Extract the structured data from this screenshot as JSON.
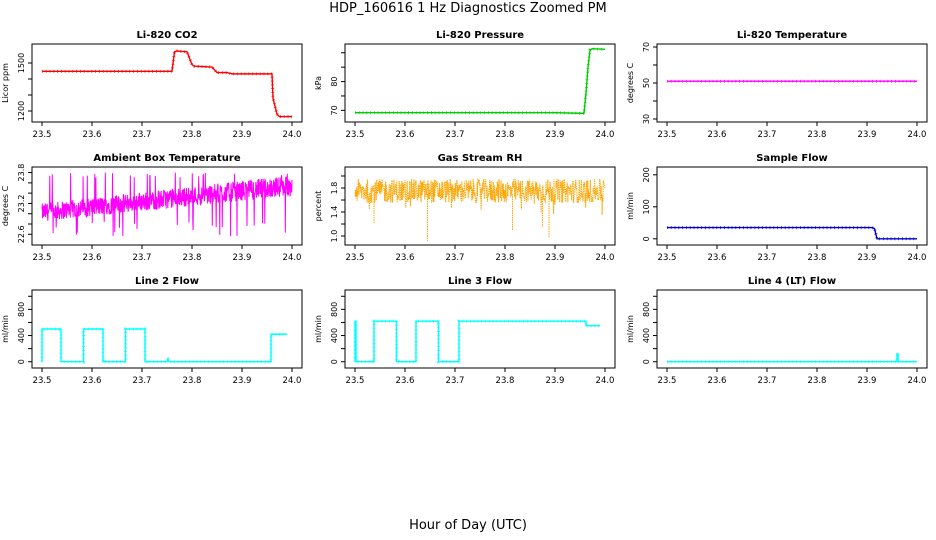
{
  "figure": {
    "title": "HDP_160616  1 Hz Diagnostics Zoomed PM",
    "xlabel": "Hour of Day (UTC)"
  },
  "chart_data": [
    {
      "type": "line",
      "title": "Li-820 CO2",
      "ylabel": "Licor ppm",
      "color": "#ff0000",
      "xlim": [
        23.5,
        24.0
      ],
      "ylim": [
        1150,
        1600
      ],
      "xticks": [
        23.5,
        23.6,
        23.7,
        23.8,
        23.9,
        24.0
      ],
      "xtick_labels": [
        "23.5",
        "23.6",
        "23.7",
        "23.8",
        "23.9",
        "24.0"
      ],
      "yticks": [
        1200,
        1300,
        1400,
        1500
      ],
      "ytick_labels": [
        "1200",
        "",
        "",
        "1500"
      ],
      "series": [
        {
          "name": "CO2",
          "x": [
            23.5,
            23.76,
            23.765,
            23.77,
            23.78,
            23.79,
            23.8,
            23.805,
            23.84,
            23.85,
            23.87,
            23.88,
            23.96,
            23.962,
            23.97,
            23.975,
            24.0
          ],
          "y": [
            1448,
            1448,
            1570,
            1575,
            1572,
            1570,
            1490,
            1480,
            1475,
            1440,
            1440,
            1432,
            1432,
            1280,
            1180,
            1165,
            1165
          ]
        }
      ]
    },
    {
      "type": "line",
      "title": "Li-820 Pressure",
      "ylabel": "kPa",
      "color": "#00cc00",
      "xlim": [
        23.5,
        24.0
      ],
      "ylim": [
        67,
        92
      ],
      "xticks": [
        23.5,
        23.6,
        23.7,
        23.8,
        23.9,
        24.0
      ],
      "xtick_labels": [
        "23.5",
        "23.6",
        "23.7",
        "23.8",
        "23.9",
        "24.0"
      ],
      "yticks": [
        70,
        75,
        80,
        85,
        90
      ],
      "ytick_labels": [
        "70",
        "",
        "80",
        "",
        ""
      ],
      "series": [
        {
          "name": "Pressure",
          "x": [
            23.5,
            23.9,
            23.95,
            23.958,
            23.962,
            23.966,
            23.97,
            23.975,
            24.0
          ],
          "y": [
            69.2,
            69.2,
            69.0,
            69.0,
            76,
            85,
            91,
            91.4,
            91.2
          ]
        }
      ]
    },
    {
      "type": "line",
      "title": "Li-820 Temperature",
      "ylabel": "degrees C",
      "color": "#ff00ff",
      "xlim": [
        23.5,
        24.0
      ],
      "ylim": [
        30,
        70
      ],
      "xticks": [
        23.5,
        23.6,
        23.7,
        23.8,
        23.9,
        24.0
      ],
      "xtick_labels": [
        "23.5",
        "23.6",
        "23.7",
        "23.8",
        "23.9",
        "24.0"
      ],
      "yticks": [
        30,
        40,
        50,
        60,
        70
      ],
      "ytick_labels": [
        "30",
        "",
        "50",
        "",
        "70"
      ],
      "series": [
        {
          "name": "Temperature",
          "x": [
            23.5,
            24.0
          ],
          "y": [
            51,
            51
          ]
        }
      ]
    },
    {
      "type": "line",
      "title": "Ambient Box Temperature",
      "ylabel": "degrees C",
      "color": "#ff00ff",
      "xlim": [
        23.5,
        24.0
      ],
      "ylim": [
        22.45,
        23.85
      ],
      "xticks": [
        23.5,
        23.6,
        23.7,
        23.8,
        23.9,
        24.0
      ],
      "xtick_labels": [
        "23.5",
        "23.6",
        "23.7",
        "23.8",
        "23.9",
        "24.0"
      ],
      "yticks": [
        22.6,
        22.8,
        23.0,
        23.2,
        23.4,
        23.6,
        23.8
      ],
      "ytick_labels": [
        "22.6",
        "",
        "",
        "23.2",
        "",
        "",
        "23.8"
      ],
      "noise": {
        "low_start": 22.85,
        "low_end": 23.35,
        "high_start": 23.2,
        "high_end": 23.75,
        "min": 22.55,
        "max": 23.8
      },
      "series": [
        {
          "name": "Box Temp",
          "x": [
            23.5,
            24.0
          ],
          "y": [
            23.0,
            23.55
          ]
        }
      ]
    },
    {
      "type": "line",
      "title": "Gas Stream RH",
      "ylabel": "percent",
      "color": "#ffa500",
      "xlim": [
        23.5,
        24.0
      ],
      "ylim": [
        0.9,
        2.1
      ],
      "xticks": [
        23.5,
        23.6,
        23.7,
        23.8,
        23.9,
        24.0
      ],
      "xtick_labels": [
        "23.5",
        "23.6",
        "23.7",
        "23.8",
        "23.9",
        "24.0"
      ],
      "yticks": [
        1.0,
        1.2,
        1.4,
        1.6,
        1.8,
        2.0
      ],
      "ytick_labels": [
        "1.0",
        "",
        "1.4",
        "",
        "1.8",
        ""
      ],
      "noise": {
        "low": 1.55,
        "high": 1.95
      },
      "series": [
        {
          "name": "RH",
          "x": [
            23.5,
            24.0
          ],
          "y": [
            1.72,
            1.72
          ]
        }
      ],
      "dips": [
        {
          "x": 23.538,
          "y": 1.2
        },
        {
          "x": 23.645,
          "y": 0.92
        },
        {
          "x": 23.815,
          "y": 1.1
        },
        {
          "x": 23.875,
          "y": 1.15
        },
        {
          "x": 23.888,
          "y": 0.98
        }
      ]
    },
    {
      "type": "line",
      "title": "Sample Flow",
      "ylabel": "ml/min",
      "color": "#0000cc",
      "xlim": [
        23.5,
        24.0
      ],
      "ylim": [
        -10,
        215
      ],
      "xticks": [
        23.5,
        23.6,
        23.7,
        23.8,
        23.9,
        24.0
      ],
      "xtick_labels": [
        "23.5",
        "23.6",
        "23.7",
        "23.8",
        "23.9",
        "24.0"
      ],
      "yticks": [
        0,
        100,
        200
      ],
      "ytick_labels": [
        "0",
        "100",
        "200"
      ],
      "series": [
        {
          "name": "Flow",
          "x": [
            23.5,
            23.91,
            23.915,
            23.92,
            24.0
          ],
          "y": [
            35,
            35,
            32,
            0,
            0
          ]
        }
      ]
    },
    {
      "type": "line",
      "title": "Line 2 Flow",
      "ylabel": "ml/min",
      "color": "#00ffff",
      "xlim": [
        23.5,
        24.0
      ],
      "ylim": [
        -50,
        1050
      ],
      "xticks": [
        23.5,
        23.6,
        23.7,
        23.8,
        23.9,
        24.0
      ],
      "xtick_labels": [
        "23.5",
        "23.6",
        "23.7",
        "23.8",
        "23.9",
        "24.0"
      ],
      "yticks": [
        0,
        200,
        400,
        600,
        800,
        1000
      ],
      "ytick_labels": [
        "0",
        "",
        "400",
        "",
        "800",
        ""
      ],
      "series": [
        {
          "name": "Line 2",
          "x": [
            23.5,
            23.5,
            23.538,
            23.538,
            23.583,
            23.583,
            23.622,
            23.622,
            23.667,
            23.667,
            23.706,
            23.706,
            23.75,
            23.752,
            23.754,
            23.958,
            23.958,
            23.962,
            23.99
          ],
          "y": [
            0,
            500,
            500,
            0,
            0,
            500,
            500,
            0,
            0,
            500,
            500,
            0,
            0,
            30,
            0,
            0,
            420,
            420,
            420
          ]
        }
      ]
    },
    {
      "type": "line",
      "title": "Line 3 Flow",
      "ylabel": "ml/min",
      "color": "#00ffff",
      "xlim": [
        23.5,
        24.0
      ],
      "ylim": [
        -50,
        1050
      ],
      "xticks": [
        23.5,
        23.6,
        23.7,
        23.8,
        23.9,
        24.0
      ],
      "xtick_labels": [
        "23.5",
        "23.6",
        "23.7",
        "23.8",
        "23.9",
        "24.0"
      ],
      "yticks": [
        0,
        200,
        400,
        600,
        800,
        1000
      ],
      "ytick_labels": [
        "0",
        "",
        "400",
        "",
        "800",
        ""
      ],
      "series": [
        {
          "name": "Line 3",
          "x": [
            23.5,
            23.5,
            23.502,
            23.502,
            23.538,
            23.538,
            23.583,
            23.583,
            23.622,
            23.622,
            23.667,
            23.667,
            23.708,
            23.708,
            23.962,
            23.962,
            23.99
          ],
          "y": [
            0,
            620,
            620,
            0,
            0,
            620,
            620,
            0,
            0,
            620,
            620,
            0,
            0,
            620,
            620,
            550,
            550
          ]
        }
      ]
    },
    {
      "type": "line",
      "title": "Line 4 (LT) Flow",
      "ylabel": "ml/min",
      "color": "#00ffff",
      "xlim": [
        23.5,
        24.0
      ],
      "ylim": [
        -50,
        1050
      ],
      "xticks": [
        23.5,
        23.6,
        23.7,
        23.8,
        23.9,
        24.0
      ],
      "xtick_labels": [
        "23.5",
        "23.6",
        "23.7",
        "23.8",
        "23.9",
        "24.0"
      ],
      "yticks": [
        0,
        200,
        400,
        600,
        800,
        1000
      ],
      "ytick_labels": [
        "0",
        "",
        "400",
        "",
        "800",
        ""
      ],
      "series": [
        {
          "name": "Line 4",
          "x": [
            23.5,
            23.96,
            23.96,
            23.962,
            23.962,
            24.0
          ],
          "y": [
            0,
            0,
            120,
            120,
            0,
            0
          ]
        }
      ]
    }
  ]
}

WHAT IS BEING ASKED
Read the data above. Pull out each line in which the string "Temperature" appears.

OUTPUT FOR THIS EXERCISE
      "title": "Li-820 Temperature",
          "name": "Temperature",
      "title": "Ambient Box Temperature",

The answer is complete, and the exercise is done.